# What you have to do:
Find every line in the records below that holds the word "взыскания" and copy it.

··· Records for the task ···

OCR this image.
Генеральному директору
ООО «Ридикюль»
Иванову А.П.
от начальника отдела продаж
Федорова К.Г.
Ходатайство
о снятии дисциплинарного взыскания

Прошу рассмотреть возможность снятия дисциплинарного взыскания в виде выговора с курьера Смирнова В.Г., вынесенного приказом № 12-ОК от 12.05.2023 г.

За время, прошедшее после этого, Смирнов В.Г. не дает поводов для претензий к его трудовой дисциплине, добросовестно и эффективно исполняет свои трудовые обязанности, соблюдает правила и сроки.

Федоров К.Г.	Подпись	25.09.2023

···

# Solution to this task:
о снятии дисциплинарного взыскания
Прошу рассмотреть возможность снятия дисциплинарного взыскания в виде выговора с курьера Смирнова В.Г., вынесенного приказом № 12-ОК от 12.05.2023 г.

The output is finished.